**Short problem**. Extract all lines that hold "listed" from the records below.

----- Exercise inputs

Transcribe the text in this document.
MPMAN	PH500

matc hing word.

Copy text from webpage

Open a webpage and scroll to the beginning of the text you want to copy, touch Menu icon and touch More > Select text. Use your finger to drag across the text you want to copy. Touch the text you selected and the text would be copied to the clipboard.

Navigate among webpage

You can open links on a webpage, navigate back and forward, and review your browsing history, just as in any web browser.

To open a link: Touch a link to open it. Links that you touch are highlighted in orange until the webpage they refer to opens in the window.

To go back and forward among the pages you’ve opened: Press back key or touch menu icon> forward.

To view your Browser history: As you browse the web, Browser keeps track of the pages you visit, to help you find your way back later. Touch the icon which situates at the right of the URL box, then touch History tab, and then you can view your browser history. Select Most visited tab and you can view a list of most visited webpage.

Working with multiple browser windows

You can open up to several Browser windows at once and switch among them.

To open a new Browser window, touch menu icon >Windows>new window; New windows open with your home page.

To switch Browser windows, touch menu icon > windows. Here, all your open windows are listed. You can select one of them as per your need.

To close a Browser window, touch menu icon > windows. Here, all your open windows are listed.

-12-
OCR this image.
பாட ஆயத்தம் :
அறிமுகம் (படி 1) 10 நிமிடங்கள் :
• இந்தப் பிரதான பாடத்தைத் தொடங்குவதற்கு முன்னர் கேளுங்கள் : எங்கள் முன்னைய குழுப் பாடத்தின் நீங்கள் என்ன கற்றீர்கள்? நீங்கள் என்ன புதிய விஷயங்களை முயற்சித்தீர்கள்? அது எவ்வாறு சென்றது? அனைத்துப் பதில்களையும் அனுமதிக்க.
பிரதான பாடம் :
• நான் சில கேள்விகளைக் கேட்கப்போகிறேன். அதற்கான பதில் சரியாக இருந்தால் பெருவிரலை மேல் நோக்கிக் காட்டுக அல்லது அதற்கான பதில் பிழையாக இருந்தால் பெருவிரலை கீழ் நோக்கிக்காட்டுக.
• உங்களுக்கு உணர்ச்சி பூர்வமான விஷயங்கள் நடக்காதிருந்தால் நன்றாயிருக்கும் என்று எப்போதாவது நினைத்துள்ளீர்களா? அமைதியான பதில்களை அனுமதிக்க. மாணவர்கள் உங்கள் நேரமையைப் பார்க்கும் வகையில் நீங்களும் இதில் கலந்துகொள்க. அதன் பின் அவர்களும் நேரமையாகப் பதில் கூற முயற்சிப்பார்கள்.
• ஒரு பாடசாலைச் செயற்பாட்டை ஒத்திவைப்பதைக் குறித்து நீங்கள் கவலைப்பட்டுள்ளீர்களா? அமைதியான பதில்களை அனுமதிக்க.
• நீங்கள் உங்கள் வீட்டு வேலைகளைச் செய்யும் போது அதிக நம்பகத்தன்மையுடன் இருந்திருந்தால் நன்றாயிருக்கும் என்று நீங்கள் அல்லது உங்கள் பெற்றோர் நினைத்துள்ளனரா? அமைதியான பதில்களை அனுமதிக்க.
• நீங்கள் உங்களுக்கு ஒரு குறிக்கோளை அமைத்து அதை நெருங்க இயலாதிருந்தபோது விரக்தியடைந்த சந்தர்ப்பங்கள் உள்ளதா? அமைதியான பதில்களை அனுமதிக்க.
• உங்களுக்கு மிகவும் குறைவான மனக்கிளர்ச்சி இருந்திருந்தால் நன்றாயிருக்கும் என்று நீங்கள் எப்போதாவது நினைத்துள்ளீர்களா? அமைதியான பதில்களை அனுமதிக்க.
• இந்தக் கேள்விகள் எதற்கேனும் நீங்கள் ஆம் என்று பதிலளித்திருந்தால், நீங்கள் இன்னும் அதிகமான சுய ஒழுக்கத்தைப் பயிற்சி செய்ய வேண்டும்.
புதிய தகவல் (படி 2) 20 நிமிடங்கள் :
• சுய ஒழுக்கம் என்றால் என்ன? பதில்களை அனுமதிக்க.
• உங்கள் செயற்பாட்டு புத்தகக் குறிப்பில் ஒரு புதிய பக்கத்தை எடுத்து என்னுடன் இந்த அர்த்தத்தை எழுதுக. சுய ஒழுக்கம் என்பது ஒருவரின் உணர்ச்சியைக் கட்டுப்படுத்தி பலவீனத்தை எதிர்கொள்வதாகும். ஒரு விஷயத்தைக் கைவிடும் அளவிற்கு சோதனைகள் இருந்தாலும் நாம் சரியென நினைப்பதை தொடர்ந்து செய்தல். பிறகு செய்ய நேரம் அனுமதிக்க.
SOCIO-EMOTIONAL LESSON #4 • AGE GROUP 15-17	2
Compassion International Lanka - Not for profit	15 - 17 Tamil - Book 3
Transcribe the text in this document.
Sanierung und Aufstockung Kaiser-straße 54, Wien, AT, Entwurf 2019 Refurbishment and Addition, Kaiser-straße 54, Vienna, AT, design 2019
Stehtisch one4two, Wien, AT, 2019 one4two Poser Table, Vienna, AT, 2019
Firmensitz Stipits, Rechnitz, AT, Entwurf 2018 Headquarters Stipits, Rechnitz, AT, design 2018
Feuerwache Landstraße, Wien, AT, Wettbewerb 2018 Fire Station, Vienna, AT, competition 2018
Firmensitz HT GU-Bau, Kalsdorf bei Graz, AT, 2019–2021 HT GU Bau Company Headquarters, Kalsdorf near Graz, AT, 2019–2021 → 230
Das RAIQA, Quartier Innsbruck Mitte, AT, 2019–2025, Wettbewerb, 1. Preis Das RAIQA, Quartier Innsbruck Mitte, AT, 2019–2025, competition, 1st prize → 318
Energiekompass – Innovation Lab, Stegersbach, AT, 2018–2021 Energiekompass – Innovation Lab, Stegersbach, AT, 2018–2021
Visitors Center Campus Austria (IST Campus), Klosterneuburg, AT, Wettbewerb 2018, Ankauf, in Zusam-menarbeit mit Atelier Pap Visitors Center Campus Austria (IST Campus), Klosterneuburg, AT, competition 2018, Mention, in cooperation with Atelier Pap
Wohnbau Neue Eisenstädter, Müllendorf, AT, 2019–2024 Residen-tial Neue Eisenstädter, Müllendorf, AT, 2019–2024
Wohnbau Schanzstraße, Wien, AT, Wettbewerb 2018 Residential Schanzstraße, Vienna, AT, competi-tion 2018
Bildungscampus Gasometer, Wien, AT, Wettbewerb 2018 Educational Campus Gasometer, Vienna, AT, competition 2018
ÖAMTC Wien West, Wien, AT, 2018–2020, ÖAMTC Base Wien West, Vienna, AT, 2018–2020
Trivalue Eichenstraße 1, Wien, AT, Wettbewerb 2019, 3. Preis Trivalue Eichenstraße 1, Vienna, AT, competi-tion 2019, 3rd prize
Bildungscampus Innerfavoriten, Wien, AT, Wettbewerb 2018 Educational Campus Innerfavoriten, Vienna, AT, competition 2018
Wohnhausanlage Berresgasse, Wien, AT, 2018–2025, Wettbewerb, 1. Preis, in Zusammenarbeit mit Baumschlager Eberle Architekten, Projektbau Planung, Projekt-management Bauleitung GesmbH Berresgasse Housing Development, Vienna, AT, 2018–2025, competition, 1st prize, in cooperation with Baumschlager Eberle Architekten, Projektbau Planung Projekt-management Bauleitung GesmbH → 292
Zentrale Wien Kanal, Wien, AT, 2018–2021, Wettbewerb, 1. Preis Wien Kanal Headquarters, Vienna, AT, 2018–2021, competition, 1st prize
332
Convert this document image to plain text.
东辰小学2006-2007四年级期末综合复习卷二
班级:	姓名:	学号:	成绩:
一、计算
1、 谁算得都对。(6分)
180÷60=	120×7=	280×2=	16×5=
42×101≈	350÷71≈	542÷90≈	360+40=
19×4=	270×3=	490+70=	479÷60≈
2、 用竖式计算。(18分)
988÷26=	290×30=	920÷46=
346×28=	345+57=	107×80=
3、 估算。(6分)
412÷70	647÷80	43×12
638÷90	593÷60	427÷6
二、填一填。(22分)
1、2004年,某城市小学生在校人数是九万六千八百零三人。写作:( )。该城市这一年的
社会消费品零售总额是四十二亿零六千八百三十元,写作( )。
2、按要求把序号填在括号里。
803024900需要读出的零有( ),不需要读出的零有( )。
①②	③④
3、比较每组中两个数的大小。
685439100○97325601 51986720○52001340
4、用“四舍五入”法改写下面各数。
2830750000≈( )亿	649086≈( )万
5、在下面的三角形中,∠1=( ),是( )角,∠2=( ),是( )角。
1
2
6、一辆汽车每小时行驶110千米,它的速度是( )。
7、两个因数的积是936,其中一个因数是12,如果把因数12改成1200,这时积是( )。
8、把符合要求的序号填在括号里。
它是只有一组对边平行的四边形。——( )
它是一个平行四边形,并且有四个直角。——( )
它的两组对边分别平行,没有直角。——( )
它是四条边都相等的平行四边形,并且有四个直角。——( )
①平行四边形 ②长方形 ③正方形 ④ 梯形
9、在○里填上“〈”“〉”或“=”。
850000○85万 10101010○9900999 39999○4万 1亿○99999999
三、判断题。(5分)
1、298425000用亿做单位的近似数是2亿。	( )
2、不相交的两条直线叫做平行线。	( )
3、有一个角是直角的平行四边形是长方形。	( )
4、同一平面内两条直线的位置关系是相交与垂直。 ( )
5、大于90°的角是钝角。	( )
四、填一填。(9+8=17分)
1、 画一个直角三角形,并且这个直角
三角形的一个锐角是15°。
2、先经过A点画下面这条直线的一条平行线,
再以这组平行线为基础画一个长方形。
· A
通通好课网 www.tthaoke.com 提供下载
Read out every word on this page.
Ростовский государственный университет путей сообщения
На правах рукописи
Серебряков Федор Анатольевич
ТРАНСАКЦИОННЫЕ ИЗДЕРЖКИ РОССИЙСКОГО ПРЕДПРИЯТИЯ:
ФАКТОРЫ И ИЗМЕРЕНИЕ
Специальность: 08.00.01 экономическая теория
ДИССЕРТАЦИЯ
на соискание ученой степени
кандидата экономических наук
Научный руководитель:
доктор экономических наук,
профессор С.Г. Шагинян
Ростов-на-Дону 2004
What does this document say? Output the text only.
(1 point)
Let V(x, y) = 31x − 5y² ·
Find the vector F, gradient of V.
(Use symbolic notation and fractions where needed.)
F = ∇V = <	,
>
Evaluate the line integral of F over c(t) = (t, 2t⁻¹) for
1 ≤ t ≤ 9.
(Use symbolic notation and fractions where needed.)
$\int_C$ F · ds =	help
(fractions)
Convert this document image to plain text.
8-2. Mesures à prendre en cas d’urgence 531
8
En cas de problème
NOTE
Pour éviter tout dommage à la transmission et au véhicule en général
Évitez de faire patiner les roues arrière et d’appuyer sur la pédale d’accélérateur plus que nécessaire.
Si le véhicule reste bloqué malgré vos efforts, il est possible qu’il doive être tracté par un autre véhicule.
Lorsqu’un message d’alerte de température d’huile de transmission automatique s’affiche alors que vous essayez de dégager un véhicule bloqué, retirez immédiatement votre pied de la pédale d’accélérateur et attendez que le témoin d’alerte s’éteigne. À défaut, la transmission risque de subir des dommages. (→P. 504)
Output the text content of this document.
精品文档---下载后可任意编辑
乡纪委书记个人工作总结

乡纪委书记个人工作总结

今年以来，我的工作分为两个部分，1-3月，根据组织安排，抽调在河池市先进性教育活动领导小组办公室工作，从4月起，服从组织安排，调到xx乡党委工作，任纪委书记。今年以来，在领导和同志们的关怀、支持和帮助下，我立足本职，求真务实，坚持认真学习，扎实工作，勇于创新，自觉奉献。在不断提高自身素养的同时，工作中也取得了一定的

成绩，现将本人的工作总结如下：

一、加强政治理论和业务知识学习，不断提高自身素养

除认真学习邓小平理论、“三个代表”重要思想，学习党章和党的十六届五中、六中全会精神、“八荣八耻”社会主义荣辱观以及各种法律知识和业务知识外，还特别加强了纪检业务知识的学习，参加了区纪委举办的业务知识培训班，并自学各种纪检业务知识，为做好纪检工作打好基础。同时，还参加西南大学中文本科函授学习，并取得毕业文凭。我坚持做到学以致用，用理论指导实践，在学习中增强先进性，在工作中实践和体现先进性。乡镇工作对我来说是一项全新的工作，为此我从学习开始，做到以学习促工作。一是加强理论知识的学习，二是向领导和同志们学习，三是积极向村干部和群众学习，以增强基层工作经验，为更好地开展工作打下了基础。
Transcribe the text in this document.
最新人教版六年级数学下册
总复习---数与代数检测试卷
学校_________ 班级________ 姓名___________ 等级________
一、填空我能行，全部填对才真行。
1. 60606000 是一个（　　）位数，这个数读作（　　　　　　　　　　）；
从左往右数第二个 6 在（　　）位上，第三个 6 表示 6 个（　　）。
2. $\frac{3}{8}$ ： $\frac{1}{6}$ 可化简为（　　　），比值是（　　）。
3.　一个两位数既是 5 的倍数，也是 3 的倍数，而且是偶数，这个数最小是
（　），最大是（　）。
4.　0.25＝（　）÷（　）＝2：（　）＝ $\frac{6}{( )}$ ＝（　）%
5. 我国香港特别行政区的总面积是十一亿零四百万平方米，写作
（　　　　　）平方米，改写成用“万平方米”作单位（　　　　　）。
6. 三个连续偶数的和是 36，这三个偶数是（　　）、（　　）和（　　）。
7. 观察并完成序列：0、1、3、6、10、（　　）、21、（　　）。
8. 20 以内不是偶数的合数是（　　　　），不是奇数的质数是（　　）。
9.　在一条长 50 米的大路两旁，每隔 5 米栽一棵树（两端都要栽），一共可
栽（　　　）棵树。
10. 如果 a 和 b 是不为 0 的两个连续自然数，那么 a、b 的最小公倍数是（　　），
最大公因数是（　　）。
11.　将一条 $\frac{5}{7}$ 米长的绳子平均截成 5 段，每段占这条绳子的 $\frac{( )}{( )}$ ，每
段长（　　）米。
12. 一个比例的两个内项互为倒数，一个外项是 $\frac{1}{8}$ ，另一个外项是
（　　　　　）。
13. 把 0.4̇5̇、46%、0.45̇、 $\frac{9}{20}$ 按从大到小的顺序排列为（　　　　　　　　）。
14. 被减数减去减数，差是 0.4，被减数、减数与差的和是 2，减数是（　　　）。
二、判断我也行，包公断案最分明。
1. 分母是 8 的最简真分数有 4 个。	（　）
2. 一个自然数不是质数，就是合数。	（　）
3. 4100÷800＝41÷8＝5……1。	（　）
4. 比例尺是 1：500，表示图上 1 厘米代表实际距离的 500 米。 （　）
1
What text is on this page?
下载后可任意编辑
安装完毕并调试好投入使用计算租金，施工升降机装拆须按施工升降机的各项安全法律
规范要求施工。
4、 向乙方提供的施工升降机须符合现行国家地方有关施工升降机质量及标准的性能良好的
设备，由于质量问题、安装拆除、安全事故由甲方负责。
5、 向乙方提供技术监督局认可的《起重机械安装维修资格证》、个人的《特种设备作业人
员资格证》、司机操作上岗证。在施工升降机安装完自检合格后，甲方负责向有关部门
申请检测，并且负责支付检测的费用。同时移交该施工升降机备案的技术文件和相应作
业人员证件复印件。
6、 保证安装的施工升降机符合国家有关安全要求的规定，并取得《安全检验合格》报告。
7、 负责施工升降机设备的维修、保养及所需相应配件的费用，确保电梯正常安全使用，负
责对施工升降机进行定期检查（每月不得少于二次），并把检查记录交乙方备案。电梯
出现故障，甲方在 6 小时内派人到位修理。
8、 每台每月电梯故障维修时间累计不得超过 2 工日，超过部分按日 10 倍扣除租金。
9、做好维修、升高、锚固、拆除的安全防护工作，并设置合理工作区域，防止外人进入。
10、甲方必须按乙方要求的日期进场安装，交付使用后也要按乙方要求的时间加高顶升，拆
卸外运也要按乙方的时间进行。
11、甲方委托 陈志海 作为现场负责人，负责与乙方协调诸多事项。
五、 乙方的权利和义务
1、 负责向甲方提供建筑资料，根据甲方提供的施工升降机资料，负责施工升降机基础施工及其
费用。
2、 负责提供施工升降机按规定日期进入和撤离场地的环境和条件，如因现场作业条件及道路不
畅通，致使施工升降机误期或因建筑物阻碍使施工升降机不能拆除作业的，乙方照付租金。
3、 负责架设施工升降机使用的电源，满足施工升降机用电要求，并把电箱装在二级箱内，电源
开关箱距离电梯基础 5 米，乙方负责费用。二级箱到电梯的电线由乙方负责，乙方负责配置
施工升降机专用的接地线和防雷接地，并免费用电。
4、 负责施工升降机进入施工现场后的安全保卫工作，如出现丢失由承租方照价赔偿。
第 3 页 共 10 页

----------

**Answer to the exercise**.
To switch Browser windows, touch menu icon > windows. Here, all your open windows are listed. You can select one of them as per your need.
To close a Browser window, touch menu icon > windows. Here, all your open windows are listed.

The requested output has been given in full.